Stated task:
Copy out the entries below precisely; nothing is to be omitted.

================

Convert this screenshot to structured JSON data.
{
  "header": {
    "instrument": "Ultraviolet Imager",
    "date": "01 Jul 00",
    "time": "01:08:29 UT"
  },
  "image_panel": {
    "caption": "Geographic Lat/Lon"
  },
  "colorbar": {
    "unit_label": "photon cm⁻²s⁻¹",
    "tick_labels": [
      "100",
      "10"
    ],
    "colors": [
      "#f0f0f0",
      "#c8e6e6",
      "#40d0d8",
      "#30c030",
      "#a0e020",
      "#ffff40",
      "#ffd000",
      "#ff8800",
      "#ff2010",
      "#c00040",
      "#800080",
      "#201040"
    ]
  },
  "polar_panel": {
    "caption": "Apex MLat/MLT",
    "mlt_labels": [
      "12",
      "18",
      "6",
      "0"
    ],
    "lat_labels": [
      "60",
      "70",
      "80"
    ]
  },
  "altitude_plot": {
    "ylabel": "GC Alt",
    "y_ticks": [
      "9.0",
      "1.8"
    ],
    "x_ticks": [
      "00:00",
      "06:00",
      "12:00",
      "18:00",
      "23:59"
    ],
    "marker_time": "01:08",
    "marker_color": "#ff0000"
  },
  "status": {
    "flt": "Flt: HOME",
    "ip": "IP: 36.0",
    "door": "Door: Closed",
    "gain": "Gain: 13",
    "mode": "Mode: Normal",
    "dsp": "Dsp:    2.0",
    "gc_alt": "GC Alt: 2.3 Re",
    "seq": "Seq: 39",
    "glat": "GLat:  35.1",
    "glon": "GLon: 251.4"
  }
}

================

Solution:
Convert this screenshot to structured JSON data.
{
  "header": {
    "instrument": "Ultraviolet Imager",
    "date": "01 Jul 00",
    "time": "01:08:29 UT"
  },
  "image_panel": {
    "caption": "Geographic Lat/Lon"
  },
  "colorbar": {
    "unit_label": "photon cm⁻²s⁻¹",
    "tick_labels": [
      "100",
      "10"
    ],
    "colors": [
      "#f0f0f0",
      "#c8e6e6",
      "#40d0d8",
      "#30c030",
      "#a0e020",
      "#ffff40",
      "#ffd000",
      "#ff8800",
      "#ff2010",
      "#c00040",
      "#800080",
      "#201040"
    ]
  },
  "polar_panel": {
    "caption": "Apex MLat/MLT",
    "mlt_labels": [
      "12",
      "18",
      "6",
      "0"
    ],
    "lat_labels": [
      "60",
      "70",
      "80"
    ]
  },
  "altitude_plot": {
    "ylabel": "GC Alt",
    "y_ticks": [
      "9.0",
      "1.8"
    ],
    "x_ticks": [
      "00:00",
      "06:00",
      "12:00",
      "18:00",
      "23:59"
    ],
    "marker_time": "01:08",
    "marker_color": "#ff0000"
  },
  "status": {
    "flt": "Flt: HOME",
    "ip": "IP: 36.0",
    "door": "Door: Closed",
    "gain": "Gain: 13",
    "mode": "Mode: Normal",
    "dsp": "Dsp:    2.0",
    "gc_alt": "GC Alt: 2.3 Re",
    "seq": "Seq: 39",
    "glat": "GLat:  35.1",
    "glon": "GLon: 251.4"
  }
}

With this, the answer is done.